(YOUR OBJECTIVE) Reproduce every entry exactly as shown.

(SOURCE DATA)
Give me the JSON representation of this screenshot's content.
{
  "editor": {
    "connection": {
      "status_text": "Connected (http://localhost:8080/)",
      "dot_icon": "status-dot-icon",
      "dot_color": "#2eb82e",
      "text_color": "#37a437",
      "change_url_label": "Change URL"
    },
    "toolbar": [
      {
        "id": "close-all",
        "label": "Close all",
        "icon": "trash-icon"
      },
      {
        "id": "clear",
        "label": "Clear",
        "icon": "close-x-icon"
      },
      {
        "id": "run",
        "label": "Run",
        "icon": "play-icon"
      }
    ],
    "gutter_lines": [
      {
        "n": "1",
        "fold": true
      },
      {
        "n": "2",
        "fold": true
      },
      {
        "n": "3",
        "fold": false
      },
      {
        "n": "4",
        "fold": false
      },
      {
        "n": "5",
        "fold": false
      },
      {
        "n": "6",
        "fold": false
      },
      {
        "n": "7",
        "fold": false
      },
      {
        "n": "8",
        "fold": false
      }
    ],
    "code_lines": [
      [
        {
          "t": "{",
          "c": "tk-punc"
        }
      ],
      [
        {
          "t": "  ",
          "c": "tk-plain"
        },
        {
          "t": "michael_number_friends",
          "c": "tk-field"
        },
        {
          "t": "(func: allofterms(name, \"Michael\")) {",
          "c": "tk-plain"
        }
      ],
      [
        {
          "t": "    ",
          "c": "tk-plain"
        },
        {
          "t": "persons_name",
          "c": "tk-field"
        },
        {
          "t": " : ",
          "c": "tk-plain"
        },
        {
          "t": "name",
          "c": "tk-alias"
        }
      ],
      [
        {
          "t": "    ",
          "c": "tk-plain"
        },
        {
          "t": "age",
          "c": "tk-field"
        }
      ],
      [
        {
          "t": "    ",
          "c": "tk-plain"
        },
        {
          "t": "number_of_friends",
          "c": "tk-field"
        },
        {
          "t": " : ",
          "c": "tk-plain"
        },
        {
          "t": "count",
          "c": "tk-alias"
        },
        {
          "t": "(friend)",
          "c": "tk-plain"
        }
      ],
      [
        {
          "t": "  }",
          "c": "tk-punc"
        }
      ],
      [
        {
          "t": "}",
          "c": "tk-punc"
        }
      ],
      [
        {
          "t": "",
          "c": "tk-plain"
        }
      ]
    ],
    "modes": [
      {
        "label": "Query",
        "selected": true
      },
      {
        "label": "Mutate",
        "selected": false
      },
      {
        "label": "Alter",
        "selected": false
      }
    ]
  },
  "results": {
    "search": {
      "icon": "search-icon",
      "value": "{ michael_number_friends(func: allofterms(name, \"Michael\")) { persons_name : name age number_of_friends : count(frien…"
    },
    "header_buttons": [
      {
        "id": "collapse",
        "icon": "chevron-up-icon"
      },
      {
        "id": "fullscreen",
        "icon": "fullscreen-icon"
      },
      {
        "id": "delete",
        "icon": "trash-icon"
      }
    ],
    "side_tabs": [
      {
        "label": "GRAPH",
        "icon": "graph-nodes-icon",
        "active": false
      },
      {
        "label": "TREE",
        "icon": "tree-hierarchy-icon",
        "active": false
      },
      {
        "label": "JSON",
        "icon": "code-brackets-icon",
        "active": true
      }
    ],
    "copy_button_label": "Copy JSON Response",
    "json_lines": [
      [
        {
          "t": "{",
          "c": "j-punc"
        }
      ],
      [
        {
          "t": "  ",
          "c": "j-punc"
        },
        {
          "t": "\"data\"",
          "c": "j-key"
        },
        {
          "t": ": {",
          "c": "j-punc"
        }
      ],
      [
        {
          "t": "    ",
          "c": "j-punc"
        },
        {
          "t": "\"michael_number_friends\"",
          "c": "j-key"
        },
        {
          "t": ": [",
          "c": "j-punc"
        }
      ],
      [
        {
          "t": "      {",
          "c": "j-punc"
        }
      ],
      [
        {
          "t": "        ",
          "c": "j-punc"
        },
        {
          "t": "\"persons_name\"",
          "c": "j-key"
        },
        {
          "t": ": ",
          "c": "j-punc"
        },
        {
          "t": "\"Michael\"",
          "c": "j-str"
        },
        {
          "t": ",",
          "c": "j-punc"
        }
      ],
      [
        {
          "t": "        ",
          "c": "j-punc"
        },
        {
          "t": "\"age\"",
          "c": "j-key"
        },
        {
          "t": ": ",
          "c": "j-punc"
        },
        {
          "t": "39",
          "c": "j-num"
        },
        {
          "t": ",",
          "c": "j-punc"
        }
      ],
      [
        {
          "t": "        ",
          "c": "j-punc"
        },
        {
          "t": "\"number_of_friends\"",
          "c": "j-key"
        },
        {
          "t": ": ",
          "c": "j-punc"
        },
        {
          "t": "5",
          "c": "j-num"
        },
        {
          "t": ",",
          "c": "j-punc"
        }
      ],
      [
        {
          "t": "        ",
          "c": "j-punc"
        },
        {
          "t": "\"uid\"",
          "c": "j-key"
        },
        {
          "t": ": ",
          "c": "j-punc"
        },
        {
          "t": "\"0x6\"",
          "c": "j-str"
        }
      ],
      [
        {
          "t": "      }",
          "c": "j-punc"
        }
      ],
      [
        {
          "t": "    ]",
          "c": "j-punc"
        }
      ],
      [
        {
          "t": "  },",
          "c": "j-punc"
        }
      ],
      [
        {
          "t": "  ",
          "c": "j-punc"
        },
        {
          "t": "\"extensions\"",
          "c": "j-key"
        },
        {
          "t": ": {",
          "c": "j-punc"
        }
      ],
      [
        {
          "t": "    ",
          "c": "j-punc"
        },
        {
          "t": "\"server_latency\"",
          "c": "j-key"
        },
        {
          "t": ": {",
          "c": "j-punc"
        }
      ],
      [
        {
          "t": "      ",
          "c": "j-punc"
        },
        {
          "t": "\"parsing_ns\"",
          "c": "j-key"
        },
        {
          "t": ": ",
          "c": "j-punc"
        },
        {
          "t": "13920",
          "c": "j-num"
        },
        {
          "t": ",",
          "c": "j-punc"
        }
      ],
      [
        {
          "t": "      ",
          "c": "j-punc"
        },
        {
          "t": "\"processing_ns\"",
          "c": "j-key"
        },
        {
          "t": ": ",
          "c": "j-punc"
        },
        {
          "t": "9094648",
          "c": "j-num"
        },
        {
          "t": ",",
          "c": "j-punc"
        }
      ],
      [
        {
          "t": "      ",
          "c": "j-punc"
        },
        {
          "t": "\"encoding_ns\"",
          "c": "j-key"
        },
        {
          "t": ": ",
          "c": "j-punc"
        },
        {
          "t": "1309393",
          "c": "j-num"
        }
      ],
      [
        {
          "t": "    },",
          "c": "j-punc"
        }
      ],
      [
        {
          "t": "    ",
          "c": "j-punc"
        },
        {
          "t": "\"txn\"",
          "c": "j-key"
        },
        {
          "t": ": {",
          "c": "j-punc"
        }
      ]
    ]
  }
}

(EXPECTED OUTPUT)
Give me the JSON representation of this screenshot's content.
{
  "editor": {
    "connection": {
      "status_text": "Connected (http://localhost:8080/)",
      "dot_icon": "status-dot-icon",
      "dot_color": "#2eb82e",
      "text_color": "#37a437",
      "change_url_label": "Change URL"
    },
    "toolbar": [
      {
        "id": "close-all",
        "label": "Close all",
        "icon": "trash-icon"
      },
      {
        "id": "clear",
        "label": "Clear",
        "icon": "close-x-icon"
      },
      {
        "id": "run",
        "label": "Run",
        "icon": "play-icon"
      }
    ],
    "gutter_lines": [
      {
        "n": "1",
        "fold": true
      },
      {
        "n": "2",
        "fold": true
      },
      {
        "n": "3",
        "fold": false
      },
      {
        "n": "4",
        "fold": false
      },
      {
        "n": "5",
        "fold": false
      },
      {
        "n": "6",
        "fold": false
      },
      {
        "n": "7",
        "fold": false
      },
      {
        "n": "8",
        "fold": false
      }
    ],
    "code_lines": [
      [
        {
          "t": "{",
          "c": "tk-punc"
        }
      ],
      [
        {
          "t": "  ",
          "c": "tk-plain"
        },
        {
          "t": "michael_number_friends",
          "c": "tk-field"
        },
        {
          "t": "(func: allofterms(name, \"Michael\")) {",
          "c": "tk-plain"
        }
      ],
      [
        {
          "t": "    ",
          "c": "tk-plain"
        },
        {
          "t": "persons_name",
          "c": "tk-field"
        },
        {
          "t": " : ",
          "c": "tk-plain"
        },
        {
          "t": "name",
          "c": "tk-alias"
        }
      ],
      [
        {
          "t": "    ",
          "c": "tk-plain"
        },
        {
          "t": "age",
          "c": "tk-field"
        }
      ],
      [
        {
          "t": "    ",
          "c": "tk-plain"
        },
        {
          "t": "number_of_friends",
          "c": "tk-field"
        },
        {
          "t": " : ",
          "c": "tk-plain"
        },
        {
          "t": "count",
          "c": "tk-alias"
        },
        {
          "t": "(friend)",
          "c": "tk-plain"
        }
      ],
      [
        {
          "t": "  }",
          "c": "tk-punc"
        }
      ],
      [
        {
          "t": "}",
          "c": "tk-punc"
        }
      ],
      [
        {
          "t": "",
          "c": "tk-plain"
        }
      ]
    ],
    "modes": [
      {
        "label": "Query",
        "selected": true
      },
      {
        "label": "Mutate",
        "selected": false
      },
      {
        "label": "Alter",
        "selected": false
      }
    ]
  },
  "results": {
    "search": {
      "icon": "search-icon",
      "value": "{ michael_number_friends(func: allofterms(name, \"Michael\")) { persons_name : name age number_of_friends : count(frien…"
    },
    "header_buttons": [
      {
        "id": "collapse",
        "icon": "chevron-up-icon"
      },
      {
        "id": "fullscreen",
        "icon": "fullscreen-icon"
      },
      {
        "id": "delete",
        "icon": "trash-icon"
      }
    ],
    "side_tabs": [
      {
        "label": "GRAPH",
        "icon": "graph-nodes-icon",
        "active": false
      },
      {
        "label": "TREE",
        "icon": "tree-hierarchy-icon",
        "active": false
      },
      {
        "label": "JSON",
        "icon": "code-brackets-icon",
        "active": true
      }
    ],
    "copy_button_label": "Copy JSON Response",
    "json_lines": [
      [
        {
          "t": "{",
          "c": "j-punc"
        }
      ],
      [
        {
          "t": "  ",
          "c": "j-punc"
        },
        {
          "t": "\"data\"",
          "c": "j-key"
        },
        {
          "t": ": {",
          "c": "j-punc"
        }
      ],
      [
        {
          "t": "    ",
          "c": "j-punc"
        },
        {
          "t": "\"michael_number_friends\"",
          "c": "j-key"
        },
        {
          "t": ": [",
          "c": "j-punc"
        }
      ],
      [
        {
          "t": "      {",
          "c": "j-punc"
        }
      ],
      [
        {
          "t": "        ",
          "c": "j-punc"
        },
        {
          "t": "\"persons_name\"",
          "c": "j-key"
        },
        {
          "t": ": ",
          "c": "j-punc"
        },
        {
          "t": "\"Michael\"",
          "c": "j-str"
        },
        {
          "t": ",",
          "c": "j-punc"
        }
      ],
      [
        {
          "t": "        ",
          "c": "j-punc"
        },
        {
          "t": "\"age\"",
          "c": "j-key"
        },
        {
          "t": ": ",
          "c": "j-punc"
        },
        {
          "t": "39",
          "c": "j-num"
        },
        {
          "t": ",",
          "c": "j-punc"
        }
      ],
      [
        {
          "t": "        ",
          "c": "j-punc"
        },
        {
          "t": "\"number_of_friends\"",
          "c": "j-key"
        },
        {
          "t": ": ",
          "c": "j-punc"
        },
        {
          "t": "5",
          "c": "j-num"
        },
        {
          "t": ",",
          "c": "j-punc"
        }
      ],
      [
        {
          "t": "        ",
          "c": "j-punc"
        },
        {
          "t": "\"uid\"",
          "c": "j-key"
        },
        {
          "t": ": ",
          "c": "j-punc"
        },
        {
          "t": "\"0x6\"",
          "c": "j-str"
        }
      ],
      [
        {
          "t": "      }",
          "c": "j-punc"
        }
      ],
      [
        {
          "t": "    ]",
          "c": "j-punc"
        }
      ],
      [
        {
          "t": "  },",
          "c": "j-punc"
        }
      ],
      [
        {
          "t": "  ",
          "c": "j-punc"
        },
        {
          "t": "\"extensions\"",
          "c": "j-key"
        },
        {
          "t": ": {",
          "c": "j-punc"
        }
      ],
      [
        {
          "t": "    ",
          "c": "j-punc"
        },
        {
          "t": "\"server_latency\"",
          "c": "j-key"
        },
        {
          "t": ": {",
          "c": "j-punc"
        }
      ],
      [
        {
          "t": "      ",
          "c": "j-punc"
        },
        {
          "t": "\"parsing_ns\"",
          "c": "j-key"
        },
        {
          "t": ": ",
          "c": "j-punc"
        },
        {
          "t": "13920",
          "c": "j-num"
        },
        {
          "t": ",",
          "c": "j-punc"
        }
      ],
      [
        {
          "t": "      ",
          "c": "j-punc"
        },
        {
          "t": "\"processing_ns\"",
          "c": "j-key"
        },
        {
          "t": ": ",
          "c": "j-punc"
        },
        {
          "t": "9094648",
          "c": "j-num"
        },
        {
          "t": ",",
          "c": "j-punc"
        }
      ],
      [
        {
          "t": "      ",
          "c": "j-punc"
        },
        {
          "t": "\"encoding_ns\"",
          "c": "j-key"
        },
        {
          "t": ": ",
          "c": "j-punc"
        },
        {
          "t": "1309393",
          "c": "j-num"
        }
      ],
      [
        {
          "t": "    },",
          "c": "j-punc"
        }
      ],
      [
        {
          "t": "    ",
          "c": "j-punc"
        },
        {
          "t": "\"txn\"",
          "c": "j-key"
        },
        {
          "t": ": {",
          "c": "j-punc"
        }
      ]
    ]
  }
}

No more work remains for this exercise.